Dataset entries on figures
----------------
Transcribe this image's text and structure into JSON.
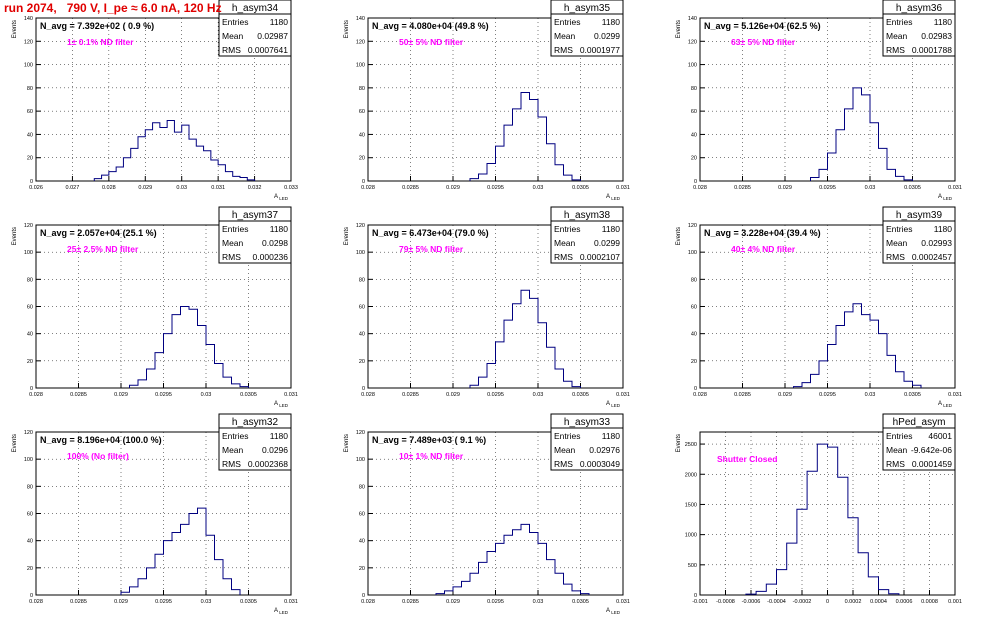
{
  "run_title": "run 2074,   790 V, I_pe ≈ 6.0 nA, 120 Hz",
  "colors": {
    "histogram": "#000080",
    "annotation": "#ff00ff",
    "title": "#e00000"
  },
  "stats_labels": {
    "entries": "Entries",
    "mean": "Mean",
    "rms": "RMS"
  },
  "chart_data": [
    {
      "type": "histogram",
      "name": "h_asym34",
      "ylabel": "Events",
      "xlabel": "A_LED",
      "info": "N_avg = 7.392e+02 ( 0.9 %)",
      "note": "1± 0.1% ND filter",
      "stats": {
        "entries": "1180",
        "mean": "0.02987",
        "rms": "0.0007641"
      },
      "xlim": [
        0.026,
        0.033
      ],
      "ylim": [
        0,
        140
      ],
      "xticks": [
        0.026,
        0.027,
        0.028,
        0.029,
        0.03,
        0.031,
        0.032,
        0.033
      ],
      "xtick_labels": [
        "0.026",
        "0.027",
        "0.028",
        "0.029",
        "0.03",
        "0.031",
        "0.032",
        "0.033"
      ],
      "yticks": [
        0,
        20,
        40,
        60,
        80,
        100,
        120,
        140
      ],
      "x": [
        0.0277,
        0.0279,
        0.0281,
        0.0283,
        0.0285,
        0.0287,
        0.0289,
        0.0291,
        0.0293,
        0.0295,
        0.0297,
        0.0299,
        0.0301,
        0.0303,
        0.0305,
        0.0307,
        0.0309,
        0.0311,
        0.0313,
        0.0315,
        0.0317,
        0.0319
      ],
      "y": [
        2,
        5,
        8,
        12,
        20,
        28,
        38,
        44,
        50,
        46,
        52,
        42,
        48,
        36,
        30,
        26,
        18,
        14,
        8,
        4,
        3,
        1
      ]
    },
    {
      "type": "histogram",
      "name": "h_asym35",
      "ylabel": "Events",
      "xlabel": "A_LED",
      "info": "N_avg = 4.080e+04 (49.8 %)",
      "note": "50± 5% ND filter",
      "stats": {
        "entries": "1180",
        "mean": "0.0299",
        "rms": "0.0001977"
      },
      "xlim": [
        0.028,
        0.031
      ],
      "ylim": [
        0,
        140
      ],
      "xticks": [
        0.028,
        0.0285,
        0.029,
        0.0295,
        0.03,
        0.0305,
        0.031
      ],
      "xtick_labels": [
        "0.028",
        "0.0285",
        "0.029",
        "0.0295",
        "0.03",
        "0.0305",
        "0.031"
      ],
      "yticks": [
        0,
        20,
        40,
        60,
        80,
        100,
        120,
        140
      ],
      "x": [
        0.02925,
        0.02935,
        0.02945,
        0.02955,
        0.02965,
        0.02975,
        0.02985,
        0.02995,
        0.03005,
        0.03015,
        0.03025,
        0.03035,
        0.03045
      ],
      "y": [
        2,
        6,
        15,
        30,
        48,
        62,
        76,
        70,
        55,
        32,
        14,
        5,
        1
      ]
    },
    {
      "type": "histogram",
      "name": "h_asym36",
      "ylabel": "Events",
      "xlabel": "A_LED",
      "info": "N_avg = 5.126e+04 (62.5 %)",
      "note": "63± 5% ND filter",
      "stats": {
        "entries": "1180",
        "mean": "0.02983",
        "rms": "0.0001788"
      },
      "xlim": [
        0.028,
        0.031
      ],
      "ylim": [
        0,
        140
      ],
      "xticks": [
        0.028,
        0.0285,
        0.029,
        0.0295,
        0.03,
        0.0305,
        0.031
      ],
      "xtick_labels": [
        "0.028",
        "0.0285",
        "0.029",
        "0.0295",
        "0.03",
        "0.0305",
        "0.031"
      ],
      "yticks": [
        0,
        20,
        40,
        60,
        80,
        100,
        120,
        140
      ],
      "x": [
        0.02935,
        0.02945,
        0.02955,
        0.02965,
        0.02975,
        0.02985,
        0.02995,
        0.03005,
        0.03015,
        0.03025,
        0.03035,
        0.03045
      ],
      "y": [
        3,
        10,
        24,
        44,
        62,
        80,
        74,
        50,
        28,
        10,
        4,
        1
      ]
    },
    {
      "type": "histogram",
      "name": "h_asym37",
      "ylabel": "Events",
      "xlabel": "A_LED",
      "info": "N_avg = 2.057e+04 (25.1 %)",
      "note": "25± 2.5% ND filter",
      "stats": {
        "entries": "1180",
        "mean": "0.0298",
        "rms": "0.000236"
      },
      "xlim": [
        0.028,
        0.031
      ],
      "ylim": [
        0,
        120
      ],
      "xticks": [
        0.028,
        0.0285,
        0.029,
        0.0295,
        0.03,
        0.0305,
        0.031
      ],
      "xtick_labels": [
        "0.028",
        "0.0285",
        "0.029",
        "0.0295",
        "0.03",
        "0.0305",
        "0.031"
      ],
      "yticks": [
        0,
        20,
        40,
        60,
        80,
        100,
        120
      ],
      "x": [
        0.02915,
        0.02925,
        0.02935,
        0.02945,
        0.02955,
        0.02965,
        0.02975,
        0.02985,
        0.02995,
        0.03005,
        0.03015,
        0.03025,
        0.03035,
        0.03045
      ],
      "y": [
        2,
        6,
        14,
        26,
        40,
        54,
        60,
        58,
        46,
        32,
        18,
        8,
        3,
        1
      ]
    },
    {
      "type": "histogram",
      "name": "h_asym38",
      "ylabel": "Events",
      "xlabel": "A_LED",
      "info": "N_avg = 6.473e+04 (79.0 %)",
      "note": "79± 5% ND filter",
      "stats": {
        "entries": "1180",
        "mean": "0.0299",
        "rms": "0.0002107"
      },
      "xlim": [
        0.028,
        0.031
      ],
      "ylim": [
        0,
        120
      ],
      "xticks": [
        0.028,
        0.0285,
        0.029,
        0.0295,
        0.03,
        0.0305,
        0.031
      ],
      "xtick_labels": [
        "0.028",
        "0.0285",
        "0.029",
        "0.0295",
        "0.03",
        "0.0305",
        "0.031"
      ],
      "yticks": [
        0,
        20,
        40,
        60,
        80,
        100,
        120
      ],
      "x": [
        0.02925,
        0.02935,
        0.02945,
        0.02955,
        0.02965,
        0.02975,
        0.02985,
        0.02995,
        0.03005,
        0.03015,
        0.03025,
        0.03035,
        0.03045
      ],
      "y": [
        2,
        8,
        18,
        34,
        50,
        62,
        72,
        66,
        48,
        30,
        14,
        5,
        1
      ]
    },
    {
      "type": "histogram",
      "name": "h_asym39",
      "ylabel": "Events",
      "xlabel": "A_LED",
      "info": "N_avg = 3.228e+04 (39.4 %)",
      "note": "40± 4% ND filter",
      "stats": {
        "entries": "1180",
        "mean": "0.02993",
        "rms": "0.0002457"
      },
      "xlim": [
        0.028,
        0.031
      ],
      "ylim": [
        0,
        120
      ],
      "xticks": [
        0.028,
        0.0285,
        0.029,
        0.0295,
        0.03,
        0.0305,
        0.031
      ],
      "xtick_labels": [
        "0.028",
        "0.0285",
        "0.029",
        "0.0295",
        "0.03",
        "0.0305",
        "0.031"
      ],
      "yticks": [
        0,
        20,
        40,
        60,
        80,
        100,
        120
      ],
      "x": [
        0.02915,
        0.02925,
        0.02935,
        0.02945,
        0.02955,
        0.02965,
        0.02975,
        0.02985,
        0.02995,
        0.03005,
        0.03015,
        0.03025,
        0.03035,
        0.03045,
        0.03055
      ],
      "y": [
        1,
        4,
        10,
        20,
        32,
        46,
        56,
        62,
        54,
        50,
        40,
        24,
        12,
        5,
        2
      ]
    },
    {
      "type": "histogram",
      "name": "h_asym32",
      "ylabel": "Events",
      "xlabel": "A_LED",
      "info": "N_avg = 8.196e+04 (100.0 %)",
      "note": "100% (No filter)",
      "stats": {
        "entries": "1180",
        "mean": "0.0296",
        "rms": "0.0002368"
      },
      "xlim": [
        0.028,
        0.031
      ],
      "ylim": [
        0,
        120
      ],
      "xticks": [
        0.028,
        0.0285,
        0.029,
        0.0295,
        0.03,
        0.0305,
        0.031
      ],
      "xtick_labels": [
        "0.028",
        "0.0285",
        "0.029",
        "0.0295",
        "0.03",
        "0.0305",
        "0.031"
      ],
      "yticks": [
        0,
        20,
        40,
        60,
        80,
        100,
        120
      ],
      "x": [
        0.02905,
        0.02915,
        0.02925,
        0.02935,
        0.02945,
        0.02955,
        0.02965,
        0.02975,
        0.02985,
        0.02995,
        0.03005,
        0.03015,
        0.03025,
        0.03035
      ],
      "y": [
        2,
        6,
        12,
        20,
        30,
        40,
        46,
        52,
        60,
        64,
        44,
        26,
        12,
        4
      ]
    },
    {
      "type": "histogram",
      "name": "h_asym33",
      "ylabel": "Events",
      "xlabel": "A_LED",
      "info": "N_avg = 7.489e+03 ( 9.1 %)",
      "note": "10± 1% ND filter",
      "stats": {
        "entries": "1180",
        "mean": "0.02976",
        "rms": "0.0003049"
      },
      "xlim": [
        0.028,
        0.031
      ],
      "ylim": [
        0,
        120
      ],
      "xticks": [
        0.028,
        0.0285,
        0.029,
        0.0295,
        0.03,
        0.0305,
        0.031
      ],
      "xtick_labels": [
        "0.028",
        "0.0285",
        "0.029",
        "0.0295",
        "0.03",
        "0.0305",
        "0.031"
      ],
      "yticks": [
        0,
        20,
        40,
        60,
        80,
        100,
        120
      ],
      "x": [
        0.02885,
        0.02895,
        0.02905,
        0.02915,
        0.02925,
        0.02935,
        0.02945,
        0.02955,
        0.02965,
        0.02975,
        0.02985,
        0.02995,
        0.03005,
        0.03015,
        0.03025,
        0.03035,
        0.03045,
        0.03055
      ],
      "y": [
        1,
        3,
        6,
        10,
        16,
        24,
        32,
        38,
        44,
        48,
        52,
        46,
        38,
        26,
        16,
        8,
        3,
        1
      ]
    },
    {
      "type": "histogram",
      "name": "hPed_asym",
      "ylabel": "Events",
      "xlabel": "",
      "info": "",
      "note": "Shutter Closed",
      "stats": {
        "entries": "46001",
        "mean": "-9.642e-06",
        "rms": "0.0001459"
      },
      "xlim": [
        -0.001,
        0.001
      ],
      "ylim": [
        0,
        2700
      ],
      "xticks": [
        -0.001,
        -0.0008,
        -0.0006,
        -0.0004,
        -0.0002,
        0,
        0.0002,
        0.0004,
        0.0006,
        0.0008,
        0.001
      ],
      "xtick_labels": [
        "-0.001",
        "-0.0008",
        "-0.0006",
        "-0.0004",
        "-0.0002",
        "0",
        "0.0002",
        "0.0004",
        "0.0006",
        "0.0008",
        "0.001"
      ],
      "yticks": [
        0,
        500,
        1000,
        1500,
        2000,
        2500
      ],
      "x": [
        -0.0006,
        -0.00052,
        -0.00044,
        -0.00036,
        -0.00028,
        -0.0002,
        -0.00012,
        -4e-05,
        4e-05,
        0.00012,
        0.0002,
        0.00028,
        0.00036,
        0.00044,
        0.00052
      ],
      "y": [
        15,
        60,
        180,
        420,
        860,
        1420,
        2050,
        2500,
        2450,
        1950,
        1280,
        700,
        300,
        90,
        20
      ]
    }
  ]
}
----------------
Exercise aim
The word "filter" may appear on some lines of these records; state how many such lines there are, and nothing else.

Response for this exercise
8